• **Record set**
══════════

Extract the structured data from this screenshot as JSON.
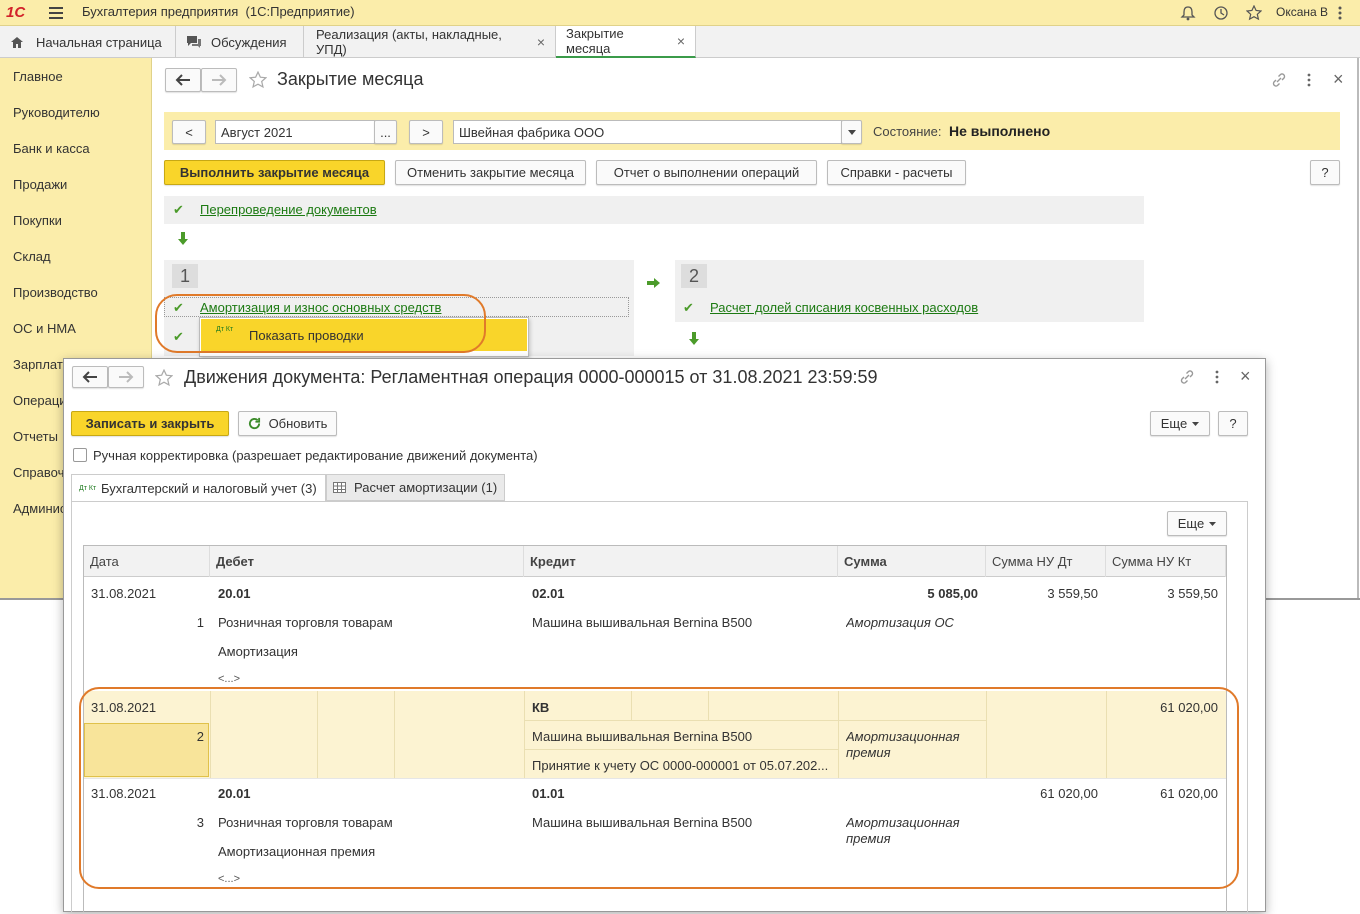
{
  "app": {
    "title": "Бухгалтерия предприятия  (1С:Предприятие)",
    "user": "Оксана В",
    "logo_text": "1С"
  },
  "tabs": [
    {
      "label": "Начальная страница"
    },
    {
      "label": "Обсуждения"
    },
    {
      "label": "Реализация (акты, накладные, УПД)"
    },
    {
      "label": "Закрытие месяца"
    }
  ],
  "sidebar": {
    "items": [
      "Главное",
      "Руководителю",
      "Банк и касса",
      "Продажи",
      "Покупки",
      "Склад",
      "Производство",
      "ОС и НМА",
      "Зарплата",
      "Операции",
      "Отчеты",
      "Справочники",
      "Администрирование"
    ]
  },
  "main": {
    "title": "Закрытие месяца",
    "period_prev": "<",
    "period": "Август 2021",
    "period_more": "...",
    "period_next": ">",
    "org": "Швейная фабрика ООО",
    "status_label": "Состояние:",
    "status_value": "Не выполнено",
    "btn_run": "Выполнить закрытие месяца",
    "btn_cancel": "Отменить закрытие месяца",
    "btn_report": "Отчет о выполнении операций",
    "btn_calc": "Справки - расчеты",
    "btn_help": "?",
    "repost": "Перепроведение документов",
    "step1_num": "1",
    "step1_item": "Амортизация и износ основных средств",
    "step2_num": "2",
    "step2_item": "Расчет долей списания косвенных расходов",
    "popup_label": "Показать проводки",
    "popup_icon": "Дт Кт"
  },
  "dialog": {
    "title": "Движения документа: Регламентная операция 0000-000015 от 31.08.2021 23:59:59",
    "btn_save": "Записать и закрыть",
    "btn_refresh": "Обновить",
    "btn_more": "Еще",
    "btn_help": "?",
    "manual_label": "Ручная корректировка (разрешает редактирование движений документа)",
    "tab1": "Бухгалтерский и налоговый учет (3)",
    "tab2": "Расчет амортизации (1)",
    "tab1_icon": "Дт Кт",
    "table_more": "Еще",
    "columns": [
      "Дата",
      "Дебет",
      "Кредит",
      "Сумма",
      "Сумма НУ Дт",
      "Сумма НУ Кт"
    ],
    "rows": [
      {
        "date": "31.08.2021",
        "num": "1",
        "debit": "20.01",
        "debit_sub1": "Розничная торговля товарам",
        "debit_sub2": "Амортизация",
        "debit_sub3": "<...>",
        "credit": "02.01",
        "credit_sub1": "Машина вышивальная Bernina B500",
        "credit_sub2": "",
        "sum": "5 085,00",
        "sum_desc": "Амортизация ОС",
        "nu_dt": "3 559,50",
        "nu_kt": "3 559,50"
      },
      {
        "date": "31.08.2021",
        "num": "2",
        "debit": "",
        "debit_sub1": "",
        "debit_sub2": "",
        "debit_sub3": "",
        "credit": "КВ",
        "credit_sub1": "Машина вышивальная Bernina B500",
        "credit_sub2": "Принятие к учету ОС 0000-000001 от 05.07.202...",
        "sum": "",
        "sum_desc": "Амортизационная премия",
        "nu_dt": "",
        "nu_kt": "61 020,00"
      },
      {
        "date": "31.08.2021",
        "num": "3",
        "debit": "20.01",
        "debit_sub1": "Розничная торговля товарам",
        "debit_sub2": "Амортизационная премия",
        "debit_sub3": "<...>",
        "credit": "01.01",
        "credit_sub1": "Машина вышивальная Bernina B500",
        "credit_sub2": "",
        "sum": "",
        "sum_desc": "Амортизационная премия",
        "nu_dt": "61 020,00",
        "nu_kt": "61 020,00"
      }
    ]
  },
  "colors": {
    "accent_yellow": "#f9d52a",
    "highlight_row": "#fcf3d2",
    "link_green": "#1c7a12",
    "annotation_orange": "#e07a2a"
  }
}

══════════

• **Given instruction**
Leave out the pictures and give the rest of the records again exactly.

• **Result of this task**
Extract the structured data from this screenshot as JSON.
{
  "app": {
    "title": "Бухгалтерия предприятия  (1С:Предприятие)",
    "user": "Оксана В",
    "logo_text": "1С"
  },
  "tabs": [
    {
      "label": "Начальная страница"
    },
    {
      "label": "Обсуждения"
    },
    {
      "label": "Реализация (акты, накладные, УПД)"
    },
    {
      "label": "Закрытие месяца"
    }
  ],
  "sidebar": {
    "items": [
      "Главное",
      "Руководителю",
      "Банк и касса",
      "Продажи",
      "Покупки",
      "Склад",
      "Производство",
      "ОС и НМА",
      "Зарплата",
      "Операции",
      "Отчеты",
      "Справочники",
      "Администрирование"
    ]
  },
  "main": {
    "title": "Закрытие месяца",
    "period_prev": "<",
    "period": "Август 2021",
    "period_more": "...",
    "period_next": ">",
    "org": "Швейная фабрика ООО",
    "status_label": "Состояние:",
    "status_value": "Не выполнено",
    "btn_run": "Выполнить закрытие месяца",
    "btn_cancel": "Отменить закрытие месяца",
    "btn_report": "Отчет о выполнении операций",
    "btn_calc": "Справки - расчеты",
    "btn_help": "?",
    "repost": "Перепроведение документов",
    "step1_num": "1",
    "step1_item": "Амортизация и износ основных средств",
    "step2_num": "2",
    "step2_item": "Расчет долей списания косвенных расходов",
    "popup_label": "Показать проводки",
    "popup_icon": "Дт Кт"
  },
  "dialog": {
    "title": "Движения документа: Регламентная операция 0000-000015 от 31.08.2021 23:59:59",
    "btn_save": "Записать и закрыть",
    "btn_refresh": "Обновить",
    "btn_more": "Еще",
    "btn_help": "?",
    "manual_label": "Ручная корректировка (разрешает редактирование движений документа)",
    "tab1": "Бухгалтерский и налоговый учет (3)",
    "tab2": "Расчет амортизации (1)",
    "tab1_icon": "Дт Кт",
    "table_more": "Еще",
    "columns": [
      "Дата",
      "Дебет",
      "Кредит",
      "Сумма",
      "Сумма НУ Дт",
      "Сумма НУ Кт"
    ],
    "rows": [
      {
        "date": "31.08.2021",
        "num": "1",
        "debit": "20.01",
        "debit_sub1": "Розничная торговля товарам",
        "debit_sub2": "Амортизация",
        "debit_sub3": "<...>",
        "credit": "02.01",
        "credit_sub1": "Машина вышивальная Bernina B500",
        "credit_sub2": "",
        "sum": "5 085,00",
        "sum_desc": "Амортизация ОС",
        "nu_dt": "3 559,50",
        "nu_kt": "3 559,50"
      },
      {
        "date": "31.08.2021",
        "num": "2",
        "debit": "",
        "debit_sub1": "",
        "debit_sub2": "",
        "debit_sub3": "",
        "credit": "КВ",
        "credit_sub1": "Машина вышивальная Bernina B500",
        "credit_sub2": "Принятие к учету ОС 0000-000001 от 05.07.202...",
        "sum": "",
        "sum_desc": "Амортизационная премия",
        "nu_dt": "",
        "nu_kt": "61 020,00"
      },
      {
        "date": "31.08.2021",
        "num": "3",
        "debit": "20.01",
        "debit_sub1": "Розничная торговля товарам",
        "debit_sub2": "Амортизационная премия",
        "debit_sub3": "<...>",
        "credit": "01.01",
        "credit_sub1": "Машина вышивальная Bernina B500",
        "credit_sub2": "",
        "sum": "",
        "sum_desc": "Амортизационная премия",
        "nu_dt": "61 020,00",
        "nu_kt": "61 020,00"
      }
    ]
  },
  "colors": {
    "accent_yellow": "#f9d52a",
    "highlight_row": "#fcf3d2",
    "link_green": "#1c7a12",
    "annotation_orange": "#e07a2a"
  }
}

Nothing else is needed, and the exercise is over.